From the dictionary learning passage below, list every task for which dictionary learning applied on image patches is said to give good results.

**Page**
|---|

The split code for a single sample has length 2 * n_atoms and is constructed using the following rule: First, the regular code of length n_atoms is computed. Then, the first n_atoms entries of the split_code are filled with the positive part of the regular code vector. The second half of the split code is filled with the negative part of the code vector, only with a positive sign. Therefore, the split_code is non-negative.

### 4.4.2.2. Generic dictionary learning¶

Dictionary learning (`DictionaryLearning`) is a matrix factorization
problem that amounts to finding a (usually overcomplete) dictionary that will
perform good at sparsely encoding the fitted data.

Representing data as sparse combinations of atoms from an overcomplete dictionary is suggested to be the way the mammal primary visual cortex works. Consequently, dictionary learning applied on image patches has been shown to give good results in image processing tasks such as image completion, inpainting and denoising, as well as for supervised recognition tasks.

Dictionary learning is an optimization problem solved by alternatively updating the sparse code, as a solution to multiple Lasso problems, considering the dictionary fixed, and then updating the dictionary to best fit the sparse code.

After using such a procedure to fit the dictionary, the transform is simply a
sparse coding step that shares the same implementation with all dictionary
learning objects (see *Sparse coding with a precomputed dictionary*).

|---|

(Region and label listings)
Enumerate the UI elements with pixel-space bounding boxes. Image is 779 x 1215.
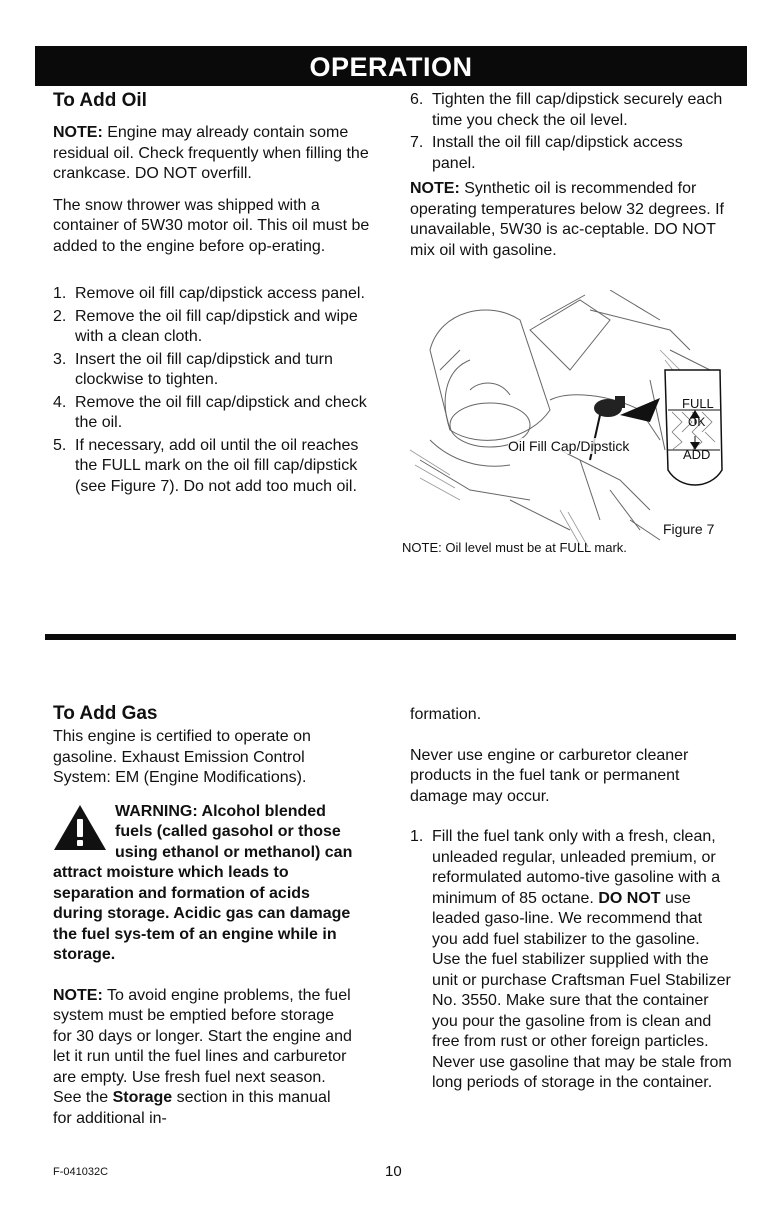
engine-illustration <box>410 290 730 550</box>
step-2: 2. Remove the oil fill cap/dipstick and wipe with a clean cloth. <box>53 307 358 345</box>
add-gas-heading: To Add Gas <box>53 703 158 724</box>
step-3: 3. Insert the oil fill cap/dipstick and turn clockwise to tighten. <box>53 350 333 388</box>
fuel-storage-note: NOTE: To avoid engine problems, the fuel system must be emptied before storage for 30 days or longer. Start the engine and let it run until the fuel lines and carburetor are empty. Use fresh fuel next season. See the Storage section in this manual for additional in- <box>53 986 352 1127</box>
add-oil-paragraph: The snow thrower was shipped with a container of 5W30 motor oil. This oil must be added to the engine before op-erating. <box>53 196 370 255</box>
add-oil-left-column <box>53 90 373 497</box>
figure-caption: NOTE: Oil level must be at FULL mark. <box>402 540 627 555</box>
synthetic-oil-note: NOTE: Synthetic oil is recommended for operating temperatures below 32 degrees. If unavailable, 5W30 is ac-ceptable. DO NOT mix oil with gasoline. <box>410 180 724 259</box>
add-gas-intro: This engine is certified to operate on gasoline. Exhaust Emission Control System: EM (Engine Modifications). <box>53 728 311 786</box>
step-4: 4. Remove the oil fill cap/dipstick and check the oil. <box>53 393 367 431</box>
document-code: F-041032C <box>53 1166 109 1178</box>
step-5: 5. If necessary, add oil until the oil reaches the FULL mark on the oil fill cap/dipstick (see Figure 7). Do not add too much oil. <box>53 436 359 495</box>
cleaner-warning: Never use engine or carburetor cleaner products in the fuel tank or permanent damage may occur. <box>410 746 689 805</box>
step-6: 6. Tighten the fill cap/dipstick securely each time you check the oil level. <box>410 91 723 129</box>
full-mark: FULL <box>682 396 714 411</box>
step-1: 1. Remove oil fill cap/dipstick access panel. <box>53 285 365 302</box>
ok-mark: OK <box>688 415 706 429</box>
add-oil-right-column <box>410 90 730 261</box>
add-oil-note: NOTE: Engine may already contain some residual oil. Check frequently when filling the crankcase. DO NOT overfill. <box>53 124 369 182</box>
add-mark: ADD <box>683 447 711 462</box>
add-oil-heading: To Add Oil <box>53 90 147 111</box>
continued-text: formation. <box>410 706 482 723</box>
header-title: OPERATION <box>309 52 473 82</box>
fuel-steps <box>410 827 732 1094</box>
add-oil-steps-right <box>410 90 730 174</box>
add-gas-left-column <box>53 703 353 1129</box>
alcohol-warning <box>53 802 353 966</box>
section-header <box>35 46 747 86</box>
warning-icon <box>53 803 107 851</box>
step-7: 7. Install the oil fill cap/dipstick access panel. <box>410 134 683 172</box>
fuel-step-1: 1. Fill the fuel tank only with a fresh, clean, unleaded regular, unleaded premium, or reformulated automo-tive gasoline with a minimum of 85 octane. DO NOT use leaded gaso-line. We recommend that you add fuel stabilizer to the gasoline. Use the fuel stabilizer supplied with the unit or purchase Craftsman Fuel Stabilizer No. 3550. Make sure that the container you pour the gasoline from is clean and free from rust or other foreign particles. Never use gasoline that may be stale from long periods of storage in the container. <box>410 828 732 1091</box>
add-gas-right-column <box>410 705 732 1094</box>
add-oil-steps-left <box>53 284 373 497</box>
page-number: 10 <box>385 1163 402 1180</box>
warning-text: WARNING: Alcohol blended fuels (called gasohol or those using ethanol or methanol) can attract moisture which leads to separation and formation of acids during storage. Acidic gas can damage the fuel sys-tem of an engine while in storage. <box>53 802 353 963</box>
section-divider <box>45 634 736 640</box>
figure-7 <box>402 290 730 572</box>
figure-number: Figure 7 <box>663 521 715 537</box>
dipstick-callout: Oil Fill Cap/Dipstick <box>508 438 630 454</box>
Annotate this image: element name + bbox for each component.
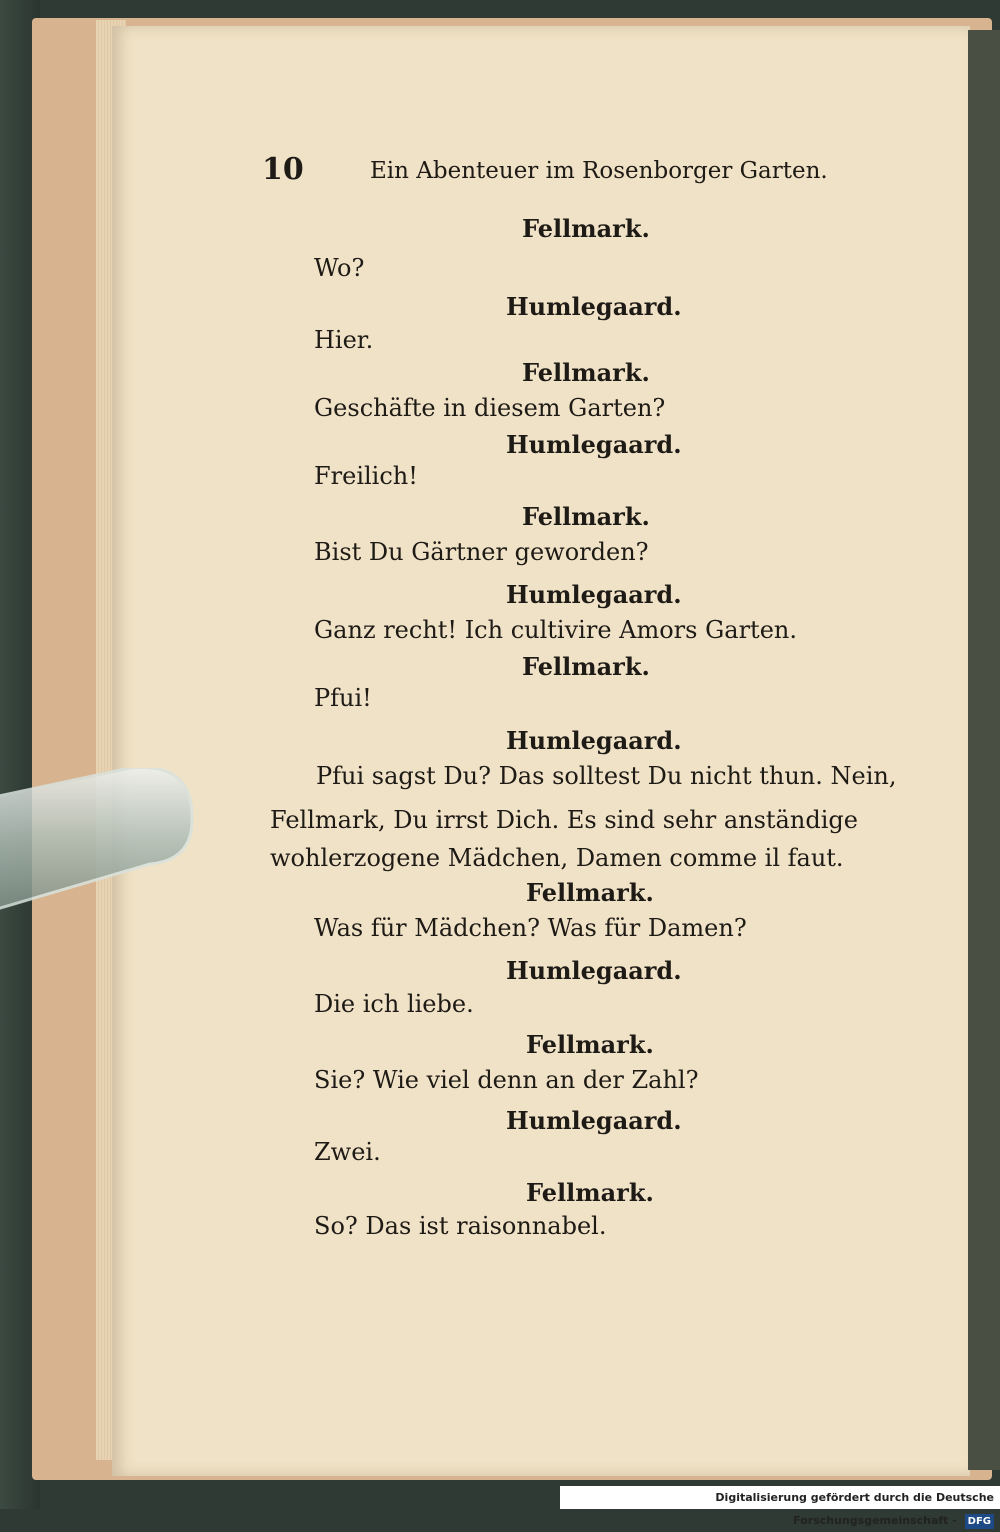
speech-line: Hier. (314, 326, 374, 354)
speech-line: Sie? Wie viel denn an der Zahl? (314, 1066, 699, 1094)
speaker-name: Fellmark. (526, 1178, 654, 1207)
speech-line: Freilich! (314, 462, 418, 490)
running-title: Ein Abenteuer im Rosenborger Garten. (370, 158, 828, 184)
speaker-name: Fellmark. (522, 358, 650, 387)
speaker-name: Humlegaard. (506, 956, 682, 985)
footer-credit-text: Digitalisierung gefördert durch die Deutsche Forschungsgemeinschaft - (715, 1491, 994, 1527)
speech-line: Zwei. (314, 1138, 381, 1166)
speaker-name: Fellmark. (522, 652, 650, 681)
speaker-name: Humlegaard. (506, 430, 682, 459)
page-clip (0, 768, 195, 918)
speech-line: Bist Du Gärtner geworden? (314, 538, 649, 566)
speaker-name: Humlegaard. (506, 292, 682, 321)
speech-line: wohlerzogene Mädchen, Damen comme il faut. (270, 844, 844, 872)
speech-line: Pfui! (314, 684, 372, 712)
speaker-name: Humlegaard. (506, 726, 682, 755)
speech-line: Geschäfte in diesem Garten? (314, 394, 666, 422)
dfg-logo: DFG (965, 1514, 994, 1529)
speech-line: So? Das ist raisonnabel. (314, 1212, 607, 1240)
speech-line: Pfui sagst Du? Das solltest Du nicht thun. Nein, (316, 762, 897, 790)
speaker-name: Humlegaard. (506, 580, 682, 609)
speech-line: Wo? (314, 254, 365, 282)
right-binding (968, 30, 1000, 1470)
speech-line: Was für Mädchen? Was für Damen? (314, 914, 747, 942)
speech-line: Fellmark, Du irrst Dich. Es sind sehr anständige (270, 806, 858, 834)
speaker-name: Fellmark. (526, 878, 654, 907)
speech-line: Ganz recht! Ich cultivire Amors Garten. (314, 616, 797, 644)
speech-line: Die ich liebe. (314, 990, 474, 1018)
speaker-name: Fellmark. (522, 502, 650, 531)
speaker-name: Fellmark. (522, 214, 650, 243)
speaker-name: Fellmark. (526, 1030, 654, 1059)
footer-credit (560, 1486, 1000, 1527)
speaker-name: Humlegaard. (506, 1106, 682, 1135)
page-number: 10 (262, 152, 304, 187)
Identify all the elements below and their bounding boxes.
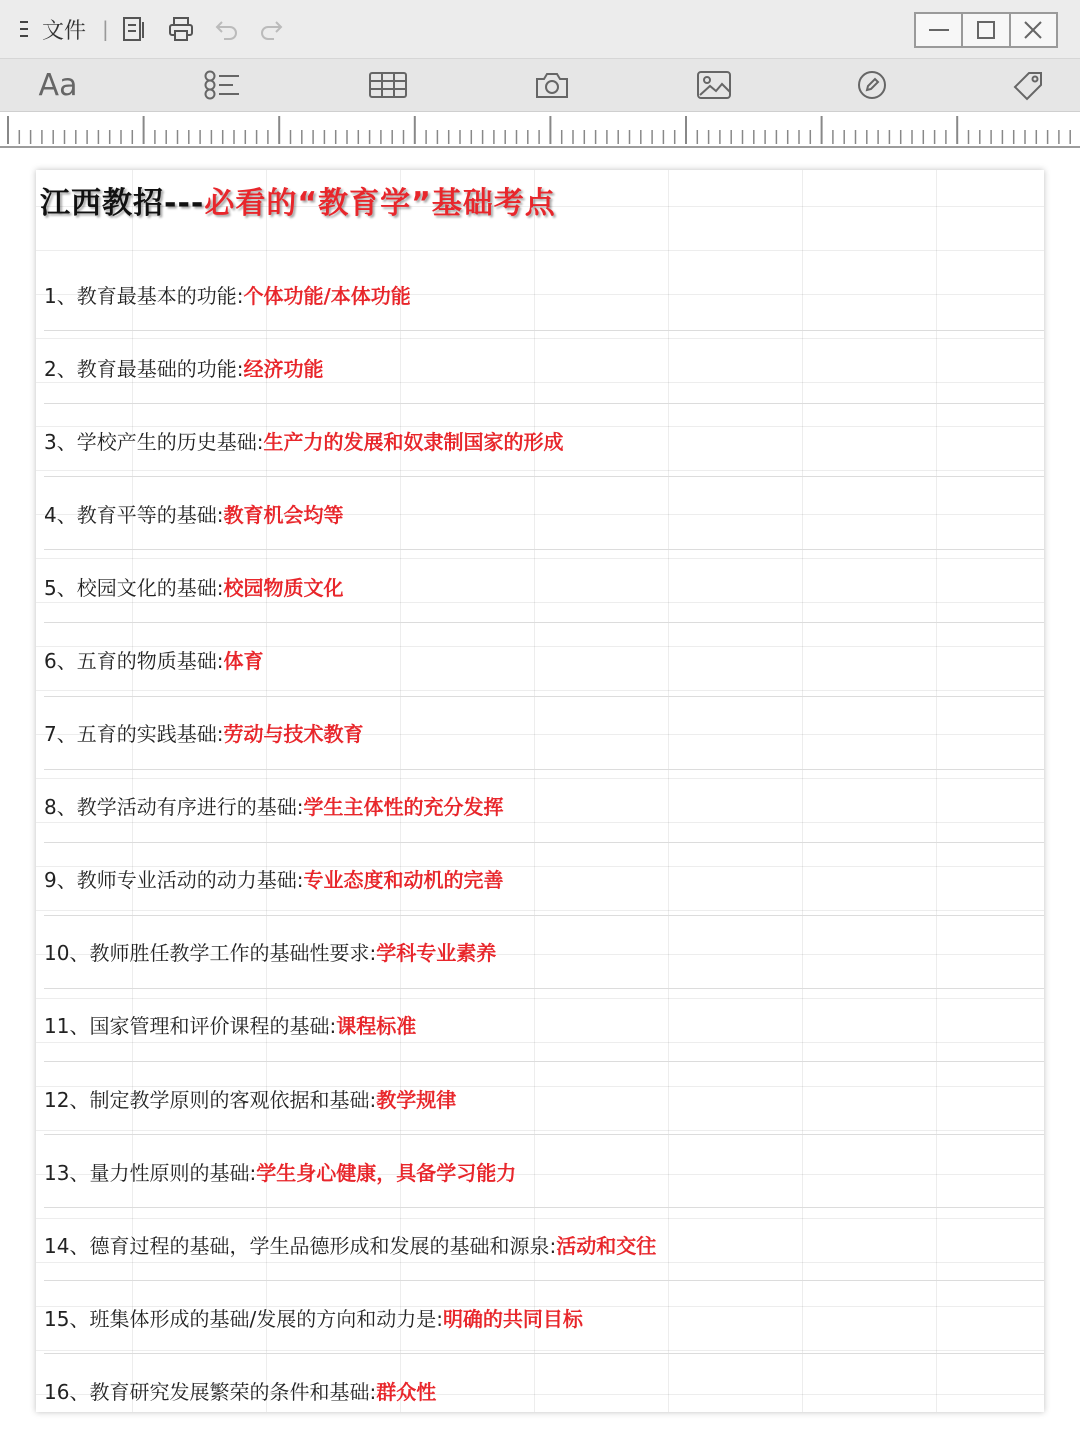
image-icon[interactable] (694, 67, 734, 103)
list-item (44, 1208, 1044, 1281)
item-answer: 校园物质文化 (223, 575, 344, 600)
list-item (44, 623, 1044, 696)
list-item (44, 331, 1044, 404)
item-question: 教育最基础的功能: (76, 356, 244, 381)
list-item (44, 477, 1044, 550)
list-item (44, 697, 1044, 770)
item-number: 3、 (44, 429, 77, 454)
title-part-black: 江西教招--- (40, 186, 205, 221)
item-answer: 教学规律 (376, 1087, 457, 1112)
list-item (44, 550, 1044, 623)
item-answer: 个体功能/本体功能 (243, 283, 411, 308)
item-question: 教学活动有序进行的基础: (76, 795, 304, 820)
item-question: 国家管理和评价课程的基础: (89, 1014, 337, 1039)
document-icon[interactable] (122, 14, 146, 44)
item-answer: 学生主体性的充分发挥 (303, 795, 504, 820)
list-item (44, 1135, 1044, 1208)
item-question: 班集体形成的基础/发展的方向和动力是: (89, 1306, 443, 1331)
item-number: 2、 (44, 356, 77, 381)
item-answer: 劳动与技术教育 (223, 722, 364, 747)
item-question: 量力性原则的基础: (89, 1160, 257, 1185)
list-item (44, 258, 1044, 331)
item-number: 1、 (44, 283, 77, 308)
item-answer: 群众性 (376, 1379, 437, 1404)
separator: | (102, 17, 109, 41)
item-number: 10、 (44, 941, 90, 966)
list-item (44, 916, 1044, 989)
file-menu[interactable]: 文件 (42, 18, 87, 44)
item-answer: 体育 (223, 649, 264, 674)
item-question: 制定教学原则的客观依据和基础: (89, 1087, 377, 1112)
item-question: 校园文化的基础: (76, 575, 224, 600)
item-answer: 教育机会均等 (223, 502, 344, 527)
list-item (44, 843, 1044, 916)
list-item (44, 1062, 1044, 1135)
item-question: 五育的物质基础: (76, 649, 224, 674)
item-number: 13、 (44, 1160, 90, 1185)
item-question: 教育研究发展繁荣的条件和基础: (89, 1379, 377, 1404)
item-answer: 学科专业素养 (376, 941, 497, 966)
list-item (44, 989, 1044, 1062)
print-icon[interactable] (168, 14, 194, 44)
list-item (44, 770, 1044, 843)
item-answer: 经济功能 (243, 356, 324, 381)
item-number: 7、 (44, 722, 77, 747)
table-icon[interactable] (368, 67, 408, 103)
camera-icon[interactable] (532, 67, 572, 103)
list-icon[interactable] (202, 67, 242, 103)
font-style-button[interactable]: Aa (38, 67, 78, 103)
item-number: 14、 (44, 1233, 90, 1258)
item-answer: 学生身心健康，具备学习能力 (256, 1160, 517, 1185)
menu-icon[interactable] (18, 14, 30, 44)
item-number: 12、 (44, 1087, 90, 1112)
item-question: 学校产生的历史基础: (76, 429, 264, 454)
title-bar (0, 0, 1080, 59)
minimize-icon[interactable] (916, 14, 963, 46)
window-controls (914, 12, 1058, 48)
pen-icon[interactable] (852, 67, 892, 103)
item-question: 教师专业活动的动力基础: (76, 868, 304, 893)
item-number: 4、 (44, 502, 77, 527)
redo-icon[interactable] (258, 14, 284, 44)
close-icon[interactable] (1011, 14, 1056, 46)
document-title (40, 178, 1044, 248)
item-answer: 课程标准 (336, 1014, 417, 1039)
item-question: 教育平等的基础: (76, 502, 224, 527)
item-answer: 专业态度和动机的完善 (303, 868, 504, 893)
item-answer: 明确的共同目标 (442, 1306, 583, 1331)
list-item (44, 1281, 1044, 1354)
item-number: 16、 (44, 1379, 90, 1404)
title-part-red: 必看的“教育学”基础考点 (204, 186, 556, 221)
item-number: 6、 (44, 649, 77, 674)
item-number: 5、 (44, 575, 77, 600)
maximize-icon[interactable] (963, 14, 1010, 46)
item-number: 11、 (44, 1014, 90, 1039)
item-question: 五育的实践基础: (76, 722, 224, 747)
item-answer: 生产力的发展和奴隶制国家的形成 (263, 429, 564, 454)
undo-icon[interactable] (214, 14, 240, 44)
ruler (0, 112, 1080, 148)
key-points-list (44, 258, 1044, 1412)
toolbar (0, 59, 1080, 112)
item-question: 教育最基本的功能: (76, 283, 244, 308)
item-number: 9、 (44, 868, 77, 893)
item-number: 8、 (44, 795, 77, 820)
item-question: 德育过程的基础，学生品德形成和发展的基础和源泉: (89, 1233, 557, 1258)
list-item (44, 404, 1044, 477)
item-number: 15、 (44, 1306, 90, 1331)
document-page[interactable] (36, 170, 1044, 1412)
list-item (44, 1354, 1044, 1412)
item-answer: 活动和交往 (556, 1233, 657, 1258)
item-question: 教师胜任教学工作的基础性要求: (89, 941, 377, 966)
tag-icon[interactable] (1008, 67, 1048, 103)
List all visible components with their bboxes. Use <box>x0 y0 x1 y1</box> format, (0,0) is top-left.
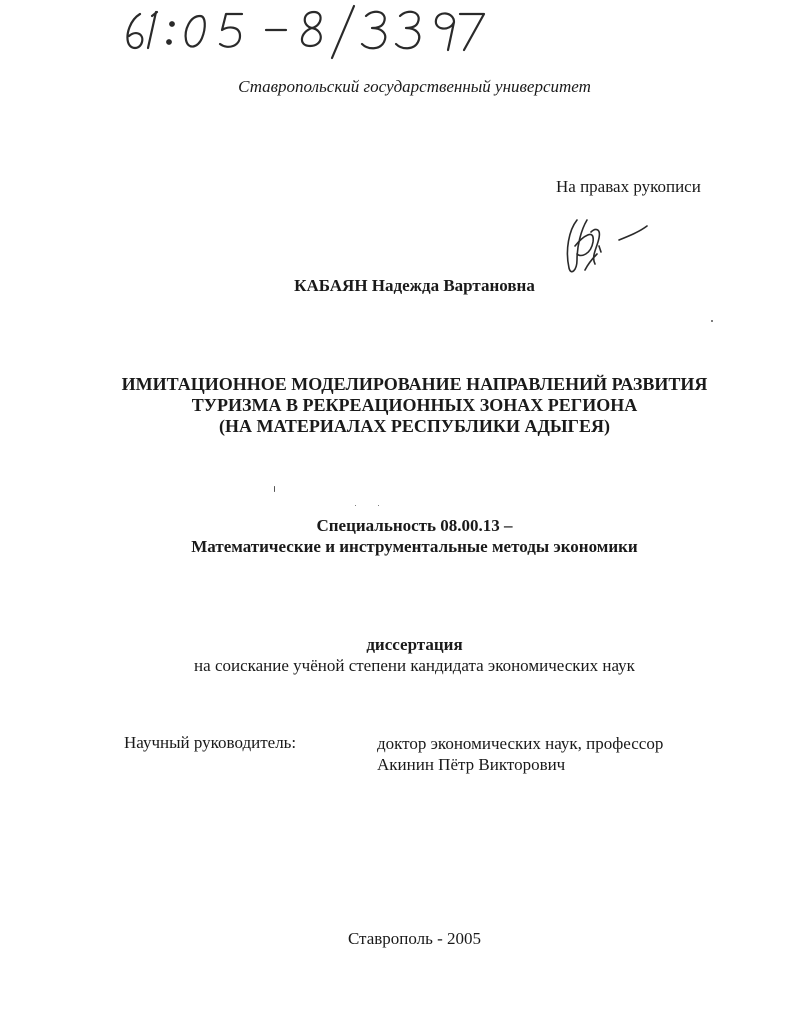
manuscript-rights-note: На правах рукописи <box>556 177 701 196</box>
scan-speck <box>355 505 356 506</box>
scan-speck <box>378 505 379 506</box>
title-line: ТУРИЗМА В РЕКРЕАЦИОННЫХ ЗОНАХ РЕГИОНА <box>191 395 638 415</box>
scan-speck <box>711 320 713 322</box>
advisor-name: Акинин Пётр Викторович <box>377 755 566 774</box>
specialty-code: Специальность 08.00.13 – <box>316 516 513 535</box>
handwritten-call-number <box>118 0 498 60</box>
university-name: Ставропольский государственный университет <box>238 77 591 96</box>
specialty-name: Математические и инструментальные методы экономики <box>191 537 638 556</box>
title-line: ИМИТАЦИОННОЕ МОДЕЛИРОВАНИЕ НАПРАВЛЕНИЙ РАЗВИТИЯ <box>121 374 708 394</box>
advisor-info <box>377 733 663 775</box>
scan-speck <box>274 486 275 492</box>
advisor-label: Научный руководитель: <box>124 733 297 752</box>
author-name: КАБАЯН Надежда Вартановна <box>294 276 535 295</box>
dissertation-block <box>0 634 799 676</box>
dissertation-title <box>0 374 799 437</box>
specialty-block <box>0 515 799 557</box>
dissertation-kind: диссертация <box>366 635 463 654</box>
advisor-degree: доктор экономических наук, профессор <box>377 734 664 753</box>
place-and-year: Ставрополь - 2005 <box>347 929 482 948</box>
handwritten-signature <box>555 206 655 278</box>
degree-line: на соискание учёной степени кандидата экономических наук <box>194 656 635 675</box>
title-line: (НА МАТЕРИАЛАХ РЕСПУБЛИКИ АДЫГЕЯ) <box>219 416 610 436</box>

|---|

**Task result**
- image completion
- inpainting
- denoising
- supervised recognition tasks